SET EXERCISE – Copy each line that holds "terminal".

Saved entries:
-------------------------

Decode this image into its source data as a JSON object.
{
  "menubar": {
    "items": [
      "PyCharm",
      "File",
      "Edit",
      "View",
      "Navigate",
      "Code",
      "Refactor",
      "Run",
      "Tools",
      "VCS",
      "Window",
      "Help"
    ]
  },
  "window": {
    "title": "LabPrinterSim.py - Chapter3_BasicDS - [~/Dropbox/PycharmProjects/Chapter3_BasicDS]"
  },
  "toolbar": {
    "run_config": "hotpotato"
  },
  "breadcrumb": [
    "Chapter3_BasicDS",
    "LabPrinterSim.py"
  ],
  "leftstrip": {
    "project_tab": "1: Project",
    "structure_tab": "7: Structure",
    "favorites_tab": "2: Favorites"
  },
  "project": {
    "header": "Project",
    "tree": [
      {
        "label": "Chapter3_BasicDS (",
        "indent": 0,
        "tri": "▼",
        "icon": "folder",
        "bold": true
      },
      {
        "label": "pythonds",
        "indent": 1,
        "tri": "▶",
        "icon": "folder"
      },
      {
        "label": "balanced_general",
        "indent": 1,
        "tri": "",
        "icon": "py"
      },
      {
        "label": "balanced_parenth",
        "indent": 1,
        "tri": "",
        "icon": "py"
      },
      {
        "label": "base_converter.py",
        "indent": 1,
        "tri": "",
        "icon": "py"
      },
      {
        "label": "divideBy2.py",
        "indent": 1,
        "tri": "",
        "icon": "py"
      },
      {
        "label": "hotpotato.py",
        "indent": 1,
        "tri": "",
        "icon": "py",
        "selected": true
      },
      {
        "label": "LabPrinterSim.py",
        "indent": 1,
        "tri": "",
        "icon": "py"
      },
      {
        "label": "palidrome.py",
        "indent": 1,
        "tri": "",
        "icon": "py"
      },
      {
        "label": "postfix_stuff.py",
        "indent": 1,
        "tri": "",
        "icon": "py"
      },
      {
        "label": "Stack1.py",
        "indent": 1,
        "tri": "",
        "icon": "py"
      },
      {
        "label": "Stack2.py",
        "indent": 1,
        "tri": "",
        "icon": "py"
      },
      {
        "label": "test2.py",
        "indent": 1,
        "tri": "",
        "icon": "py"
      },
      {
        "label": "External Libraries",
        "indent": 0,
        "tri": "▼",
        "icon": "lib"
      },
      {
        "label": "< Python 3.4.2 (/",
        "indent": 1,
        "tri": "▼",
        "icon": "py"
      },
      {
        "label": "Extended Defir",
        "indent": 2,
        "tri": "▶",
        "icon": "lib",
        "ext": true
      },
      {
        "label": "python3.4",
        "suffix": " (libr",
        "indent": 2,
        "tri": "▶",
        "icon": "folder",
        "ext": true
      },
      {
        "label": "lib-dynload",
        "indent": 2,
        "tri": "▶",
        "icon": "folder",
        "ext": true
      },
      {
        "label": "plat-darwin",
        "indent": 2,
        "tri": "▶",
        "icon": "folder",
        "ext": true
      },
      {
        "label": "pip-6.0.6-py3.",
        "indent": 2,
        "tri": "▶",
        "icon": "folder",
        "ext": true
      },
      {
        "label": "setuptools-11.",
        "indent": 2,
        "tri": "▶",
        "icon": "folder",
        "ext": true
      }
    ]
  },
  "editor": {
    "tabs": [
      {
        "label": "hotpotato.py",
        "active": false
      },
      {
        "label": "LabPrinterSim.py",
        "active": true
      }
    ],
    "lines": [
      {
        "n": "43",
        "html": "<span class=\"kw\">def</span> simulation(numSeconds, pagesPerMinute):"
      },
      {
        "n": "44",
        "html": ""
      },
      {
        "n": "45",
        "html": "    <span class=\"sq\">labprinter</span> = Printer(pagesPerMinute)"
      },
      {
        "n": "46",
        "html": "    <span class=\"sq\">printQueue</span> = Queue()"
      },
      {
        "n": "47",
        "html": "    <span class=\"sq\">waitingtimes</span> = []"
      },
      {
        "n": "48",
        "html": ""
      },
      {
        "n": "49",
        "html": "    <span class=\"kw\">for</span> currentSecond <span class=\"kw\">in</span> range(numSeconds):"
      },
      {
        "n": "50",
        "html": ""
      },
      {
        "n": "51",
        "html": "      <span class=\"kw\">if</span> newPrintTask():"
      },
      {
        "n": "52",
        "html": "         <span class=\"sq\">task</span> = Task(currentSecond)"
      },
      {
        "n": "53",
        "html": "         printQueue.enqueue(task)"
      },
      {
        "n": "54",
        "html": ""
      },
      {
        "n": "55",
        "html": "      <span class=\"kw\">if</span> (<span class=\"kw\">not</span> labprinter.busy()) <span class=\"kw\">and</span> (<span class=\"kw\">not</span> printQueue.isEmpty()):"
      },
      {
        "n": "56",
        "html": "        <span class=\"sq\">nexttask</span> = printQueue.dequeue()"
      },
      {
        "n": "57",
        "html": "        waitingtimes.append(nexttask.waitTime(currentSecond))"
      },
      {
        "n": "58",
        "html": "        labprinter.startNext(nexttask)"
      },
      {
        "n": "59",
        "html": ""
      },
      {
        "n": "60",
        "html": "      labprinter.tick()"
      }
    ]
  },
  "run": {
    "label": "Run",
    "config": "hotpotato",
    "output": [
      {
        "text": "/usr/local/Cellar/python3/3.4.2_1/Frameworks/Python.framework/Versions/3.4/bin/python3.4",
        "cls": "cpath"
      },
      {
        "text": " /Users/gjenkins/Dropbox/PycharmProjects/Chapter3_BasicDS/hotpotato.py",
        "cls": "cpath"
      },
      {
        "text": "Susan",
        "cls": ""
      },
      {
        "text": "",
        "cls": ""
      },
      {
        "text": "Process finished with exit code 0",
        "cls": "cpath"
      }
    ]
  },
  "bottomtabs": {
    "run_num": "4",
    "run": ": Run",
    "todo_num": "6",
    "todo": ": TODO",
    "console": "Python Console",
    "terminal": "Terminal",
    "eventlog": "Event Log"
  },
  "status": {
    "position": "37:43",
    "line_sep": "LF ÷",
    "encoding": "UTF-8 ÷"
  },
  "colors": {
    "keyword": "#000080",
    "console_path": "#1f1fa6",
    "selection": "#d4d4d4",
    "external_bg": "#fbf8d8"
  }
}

-------------------------

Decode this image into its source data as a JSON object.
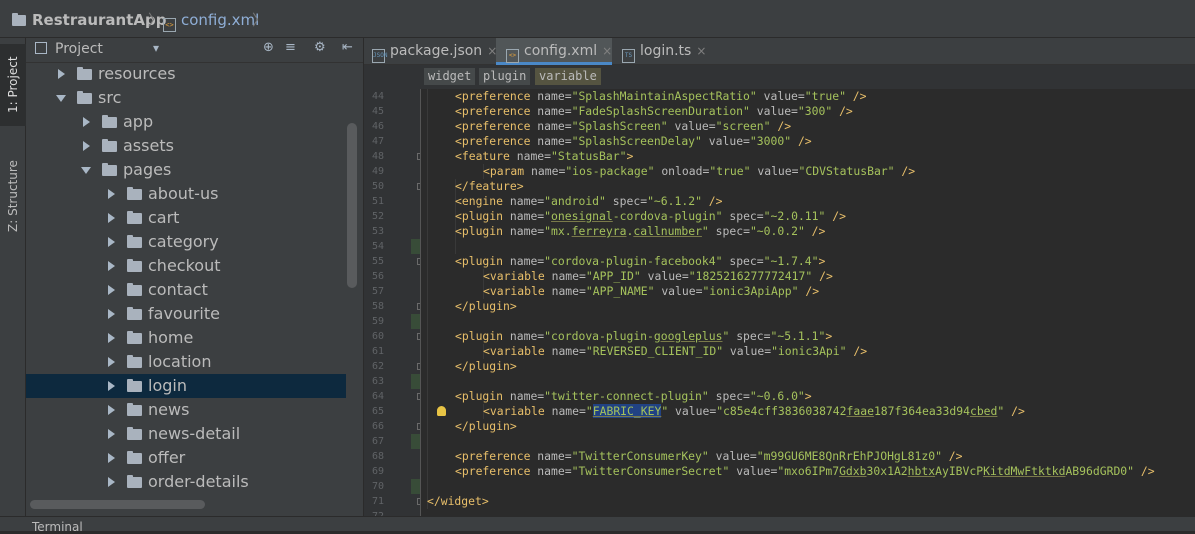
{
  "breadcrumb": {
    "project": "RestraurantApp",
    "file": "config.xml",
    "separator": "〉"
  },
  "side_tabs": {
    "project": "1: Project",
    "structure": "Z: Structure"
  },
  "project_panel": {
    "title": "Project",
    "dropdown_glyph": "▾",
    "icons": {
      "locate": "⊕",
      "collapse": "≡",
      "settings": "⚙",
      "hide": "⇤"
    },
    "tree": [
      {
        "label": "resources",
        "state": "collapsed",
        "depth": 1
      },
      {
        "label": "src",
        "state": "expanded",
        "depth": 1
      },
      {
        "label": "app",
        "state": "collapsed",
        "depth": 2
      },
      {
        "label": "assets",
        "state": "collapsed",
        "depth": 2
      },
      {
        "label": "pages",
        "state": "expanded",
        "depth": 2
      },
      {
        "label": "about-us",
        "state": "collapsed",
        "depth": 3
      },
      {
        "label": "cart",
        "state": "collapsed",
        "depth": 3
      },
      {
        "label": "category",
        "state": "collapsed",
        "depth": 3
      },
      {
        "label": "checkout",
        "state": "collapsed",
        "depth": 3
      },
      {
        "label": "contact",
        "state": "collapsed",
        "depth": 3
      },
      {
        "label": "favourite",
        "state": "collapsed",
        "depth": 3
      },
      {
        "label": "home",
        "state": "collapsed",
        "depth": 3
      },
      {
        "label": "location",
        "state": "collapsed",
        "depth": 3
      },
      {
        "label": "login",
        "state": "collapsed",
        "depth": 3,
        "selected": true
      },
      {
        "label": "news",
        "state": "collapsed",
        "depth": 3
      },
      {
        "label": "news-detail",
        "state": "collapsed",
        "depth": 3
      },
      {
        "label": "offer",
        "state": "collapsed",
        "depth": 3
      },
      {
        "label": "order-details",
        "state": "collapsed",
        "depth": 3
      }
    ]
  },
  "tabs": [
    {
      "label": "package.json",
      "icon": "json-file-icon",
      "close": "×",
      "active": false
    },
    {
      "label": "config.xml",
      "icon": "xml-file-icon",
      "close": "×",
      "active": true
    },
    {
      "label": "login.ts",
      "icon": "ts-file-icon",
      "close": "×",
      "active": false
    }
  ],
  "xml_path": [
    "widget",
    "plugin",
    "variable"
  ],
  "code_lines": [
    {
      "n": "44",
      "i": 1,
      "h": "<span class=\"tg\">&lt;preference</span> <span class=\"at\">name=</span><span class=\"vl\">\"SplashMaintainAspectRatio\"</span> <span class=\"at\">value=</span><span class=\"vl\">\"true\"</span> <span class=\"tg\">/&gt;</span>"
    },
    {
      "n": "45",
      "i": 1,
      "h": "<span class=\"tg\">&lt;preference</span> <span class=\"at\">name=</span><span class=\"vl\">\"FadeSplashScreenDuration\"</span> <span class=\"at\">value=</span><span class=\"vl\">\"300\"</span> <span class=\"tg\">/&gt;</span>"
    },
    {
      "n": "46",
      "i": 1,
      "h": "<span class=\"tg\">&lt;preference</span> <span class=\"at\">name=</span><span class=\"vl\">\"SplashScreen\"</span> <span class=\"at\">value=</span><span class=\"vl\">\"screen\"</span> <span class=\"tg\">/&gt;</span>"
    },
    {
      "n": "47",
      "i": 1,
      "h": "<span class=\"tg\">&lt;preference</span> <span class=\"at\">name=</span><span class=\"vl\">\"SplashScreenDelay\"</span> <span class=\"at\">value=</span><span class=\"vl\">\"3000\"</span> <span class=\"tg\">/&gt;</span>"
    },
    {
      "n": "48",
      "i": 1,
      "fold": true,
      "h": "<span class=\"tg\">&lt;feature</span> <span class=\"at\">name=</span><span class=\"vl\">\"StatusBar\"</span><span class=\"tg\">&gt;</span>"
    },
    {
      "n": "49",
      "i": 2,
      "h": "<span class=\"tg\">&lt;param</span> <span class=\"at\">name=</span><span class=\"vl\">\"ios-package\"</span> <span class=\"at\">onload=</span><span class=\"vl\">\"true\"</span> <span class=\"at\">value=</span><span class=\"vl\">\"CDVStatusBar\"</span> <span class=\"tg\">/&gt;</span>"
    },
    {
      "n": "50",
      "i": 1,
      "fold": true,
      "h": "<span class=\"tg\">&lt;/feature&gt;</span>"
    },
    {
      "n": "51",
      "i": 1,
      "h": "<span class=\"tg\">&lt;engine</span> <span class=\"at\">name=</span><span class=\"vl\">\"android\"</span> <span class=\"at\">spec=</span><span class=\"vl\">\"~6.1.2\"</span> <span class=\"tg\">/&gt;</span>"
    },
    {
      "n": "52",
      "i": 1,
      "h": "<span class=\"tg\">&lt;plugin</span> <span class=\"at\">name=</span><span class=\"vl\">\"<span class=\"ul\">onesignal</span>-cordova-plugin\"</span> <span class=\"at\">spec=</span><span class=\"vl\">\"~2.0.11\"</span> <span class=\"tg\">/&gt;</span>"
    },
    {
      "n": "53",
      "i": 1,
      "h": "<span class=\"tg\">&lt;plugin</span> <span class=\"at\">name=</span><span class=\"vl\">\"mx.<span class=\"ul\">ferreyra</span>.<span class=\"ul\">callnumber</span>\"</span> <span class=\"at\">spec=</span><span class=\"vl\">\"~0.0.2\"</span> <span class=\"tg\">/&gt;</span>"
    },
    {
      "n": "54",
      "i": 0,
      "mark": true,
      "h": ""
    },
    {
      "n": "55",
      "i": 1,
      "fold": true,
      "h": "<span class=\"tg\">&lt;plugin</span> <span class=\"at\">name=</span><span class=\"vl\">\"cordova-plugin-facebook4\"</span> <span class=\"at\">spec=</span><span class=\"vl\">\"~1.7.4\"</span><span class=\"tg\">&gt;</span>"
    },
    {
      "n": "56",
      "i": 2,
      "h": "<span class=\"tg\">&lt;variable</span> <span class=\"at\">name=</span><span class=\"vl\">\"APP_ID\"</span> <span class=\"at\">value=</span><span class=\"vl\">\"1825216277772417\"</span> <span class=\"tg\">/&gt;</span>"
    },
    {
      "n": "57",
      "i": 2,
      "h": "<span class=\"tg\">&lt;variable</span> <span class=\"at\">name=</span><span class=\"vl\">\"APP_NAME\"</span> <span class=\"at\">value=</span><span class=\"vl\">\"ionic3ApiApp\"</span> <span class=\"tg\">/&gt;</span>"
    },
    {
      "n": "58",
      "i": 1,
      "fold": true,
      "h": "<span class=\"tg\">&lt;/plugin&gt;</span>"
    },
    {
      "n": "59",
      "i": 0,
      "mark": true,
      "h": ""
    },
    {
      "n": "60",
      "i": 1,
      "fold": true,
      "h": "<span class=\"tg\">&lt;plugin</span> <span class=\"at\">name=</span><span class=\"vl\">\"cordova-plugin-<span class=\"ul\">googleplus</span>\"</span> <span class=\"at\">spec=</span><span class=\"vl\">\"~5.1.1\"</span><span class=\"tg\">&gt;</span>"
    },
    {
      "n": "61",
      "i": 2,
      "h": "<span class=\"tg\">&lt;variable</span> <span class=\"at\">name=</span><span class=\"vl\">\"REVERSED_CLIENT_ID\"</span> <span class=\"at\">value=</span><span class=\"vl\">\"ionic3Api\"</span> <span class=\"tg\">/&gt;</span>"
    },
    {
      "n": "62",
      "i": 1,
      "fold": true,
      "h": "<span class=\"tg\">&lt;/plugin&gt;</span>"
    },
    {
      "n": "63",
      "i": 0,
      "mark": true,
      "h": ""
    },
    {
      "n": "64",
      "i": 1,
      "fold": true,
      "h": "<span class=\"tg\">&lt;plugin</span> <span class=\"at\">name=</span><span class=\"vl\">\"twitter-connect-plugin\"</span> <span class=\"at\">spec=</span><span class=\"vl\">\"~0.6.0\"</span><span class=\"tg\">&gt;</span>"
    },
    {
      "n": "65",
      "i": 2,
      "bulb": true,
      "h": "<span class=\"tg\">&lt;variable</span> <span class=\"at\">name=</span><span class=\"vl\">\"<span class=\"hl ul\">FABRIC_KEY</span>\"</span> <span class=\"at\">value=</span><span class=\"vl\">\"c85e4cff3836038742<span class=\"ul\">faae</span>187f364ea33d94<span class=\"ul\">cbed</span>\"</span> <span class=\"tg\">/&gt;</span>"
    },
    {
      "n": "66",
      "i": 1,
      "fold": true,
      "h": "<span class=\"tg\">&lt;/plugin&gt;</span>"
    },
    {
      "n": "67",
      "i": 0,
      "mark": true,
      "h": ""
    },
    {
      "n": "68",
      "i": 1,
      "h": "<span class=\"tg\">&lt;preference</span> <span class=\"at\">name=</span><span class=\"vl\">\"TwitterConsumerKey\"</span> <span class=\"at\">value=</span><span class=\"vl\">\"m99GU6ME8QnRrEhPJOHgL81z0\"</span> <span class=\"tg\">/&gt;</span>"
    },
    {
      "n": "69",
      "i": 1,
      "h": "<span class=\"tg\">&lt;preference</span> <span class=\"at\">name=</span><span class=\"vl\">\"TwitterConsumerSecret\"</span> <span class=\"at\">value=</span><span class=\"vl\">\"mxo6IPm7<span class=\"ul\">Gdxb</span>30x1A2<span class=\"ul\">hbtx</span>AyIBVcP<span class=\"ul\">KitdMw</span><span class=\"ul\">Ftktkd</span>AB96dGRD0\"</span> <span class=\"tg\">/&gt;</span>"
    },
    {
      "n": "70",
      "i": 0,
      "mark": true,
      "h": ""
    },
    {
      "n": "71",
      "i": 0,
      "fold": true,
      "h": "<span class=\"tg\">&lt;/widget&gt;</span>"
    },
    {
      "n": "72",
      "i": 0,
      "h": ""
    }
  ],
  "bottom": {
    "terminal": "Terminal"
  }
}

-------------------------

ANSWER TO THIS EXERCISE –
    "terminal": "Terminal",
    "terminal": "Terminal"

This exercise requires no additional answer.